Goal of the exercise —
Would you return the complete listing below word for word?

Records for the exercise —
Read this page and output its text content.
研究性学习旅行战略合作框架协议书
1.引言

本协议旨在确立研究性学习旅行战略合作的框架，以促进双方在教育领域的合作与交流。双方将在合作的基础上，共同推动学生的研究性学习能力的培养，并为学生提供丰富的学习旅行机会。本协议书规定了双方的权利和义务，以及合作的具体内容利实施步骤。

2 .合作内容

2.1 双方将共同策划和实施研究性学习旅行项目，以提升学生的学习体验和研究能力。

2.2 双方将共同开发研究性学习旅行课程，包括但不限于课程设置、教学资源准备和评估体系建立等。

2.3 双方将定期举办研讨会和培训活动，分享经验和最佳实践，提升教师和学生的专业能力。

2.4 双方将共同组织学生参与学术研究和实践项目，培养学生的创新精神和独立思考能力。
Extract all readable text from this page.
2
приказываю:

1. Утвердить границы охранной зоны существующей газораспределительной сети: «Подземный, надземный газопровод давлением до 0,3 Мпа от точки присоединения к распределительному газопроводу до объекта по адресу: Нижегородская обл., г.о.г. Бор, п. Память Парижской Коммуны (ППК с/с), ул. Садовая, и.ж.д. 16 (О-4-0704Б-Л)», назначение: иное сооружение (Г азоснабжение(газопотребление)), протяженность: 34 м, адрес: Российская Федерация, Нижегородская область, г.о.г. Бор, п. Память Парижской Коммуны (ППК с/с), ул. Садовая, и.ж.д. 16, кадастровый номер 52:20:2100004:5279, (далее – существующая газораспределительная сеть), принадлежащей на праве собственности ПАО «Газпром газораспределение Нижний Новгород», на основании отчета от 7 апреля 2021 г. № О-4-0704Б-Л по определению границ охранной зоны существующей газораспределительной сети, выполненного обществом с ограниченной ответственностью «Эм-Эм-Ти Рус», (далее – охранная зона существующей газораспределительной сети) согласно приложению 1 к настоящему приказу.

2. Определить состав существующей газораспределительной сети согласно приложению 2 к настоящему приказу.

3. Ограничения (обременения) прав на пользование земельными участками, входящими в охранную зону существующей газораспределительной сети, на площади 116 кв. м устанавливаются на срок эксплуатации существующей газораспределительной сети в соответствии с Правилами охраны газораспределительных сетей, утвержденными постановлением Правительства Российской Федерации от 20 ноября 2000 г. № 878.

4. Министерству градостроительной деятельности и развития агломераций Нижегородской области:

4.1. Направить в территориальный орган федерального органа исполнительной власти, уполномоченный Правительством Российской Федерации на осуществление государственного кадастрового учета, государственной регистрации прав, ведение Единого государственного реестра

Response to the task —
Read this page and output its text content.
研究性学习旅行战略合作框架协议书
1.引言

本协议旨在确立研究性学习旅行战略合作的框架，以促进双方在教育领域的合作与交流。双方将在合作的基础上，共同推动学生的研究性学习能力的培养，并为学生提供丰富的学习旅行机会。本协议书规定了双方的权利和义务，以及合作的具体内容利实施步骤。

2 .合作内容

2.1 双方将共同策划和实施研究性学习旅行项目，以提升学生的学习体验和研究能力。

2.2 双方将共同开发研究性学习旅行课程，包括但不限于课程设置、教学资源准备和评估体系建立等。

2.3 双方将定期举办研讨会和培训活动，分享经验和最佳实践，提升教师和学生的专业能力。

2.4 双方将共同组织学生参与学术研究和实践项目，培养学生的创新精神和独立思考能力。
Extract all readable text from this page.
2
приказываю:

1. Утвердить границы охранной зоны существующей газораспределительной сети: «Подземный, надземный газопровод давлением до 0,3 Мпа от точки присоединения к распределительному газопроводу до объекта по адресу: Нижегородская обл., г.о.г. Бор, п. Память Парижской Коммуны (ППК с/с), ул. Садовая, и.ж.д. 16 (О-4-0704Б-Л)», назначение: иное сооружение (Г азоснабжение(газопотребление)), протяженность: 34 м, адрес: Российская Федерация, Нижегородская область, г.о.г. Бор, п. Память Парижской Коммуны (ППК с/с), ул. Садовая, и.ж.д. 16, кадастровый номер 52:20:2100004:5279, (далее – существующая газораспределительная сеть), принадлежащей на праве собственности ПАО «Газпром газораспределение Нижний Новгород», на основании отчета от 7 апреля 2021 г. № О-4-0704Б-Л по определению границ охранной зоны существующей газораспределительной сети, выполненного обществом с ограниченной ответственностью «Эм-Эм-Ти Рус», (далее – охранная зона существующей газораспределительной сети) согласно приложению 1 к настоящему приказу.

2. Определить состав существующей газораспределительной сети согласно приложению 2 к настоящему приказу.

3. Ограничения (обременения) прав на пользование земельными участками, входящими в охранную зону существующей газораспределительной сети, на площади 116 кв. м устанавливаются на срок эксплуатации существующей газораспределительной сети в соответствии с Правилами охраны газораспределительных сетей, утвержденными постановлением Правительства Российской Федерации от 20 ноября 2000 г. № 878.

4. Министерству градостроительной деятельности и развития агломераций Нижегородской области:

4.1. Направить в территориальный орган федерального органа исполнительной власти, уполномоченный Правительством Российской Федерации на осуществление государственного кадастрового учета, государственной регистрации прав, ведение Единого государственного реестра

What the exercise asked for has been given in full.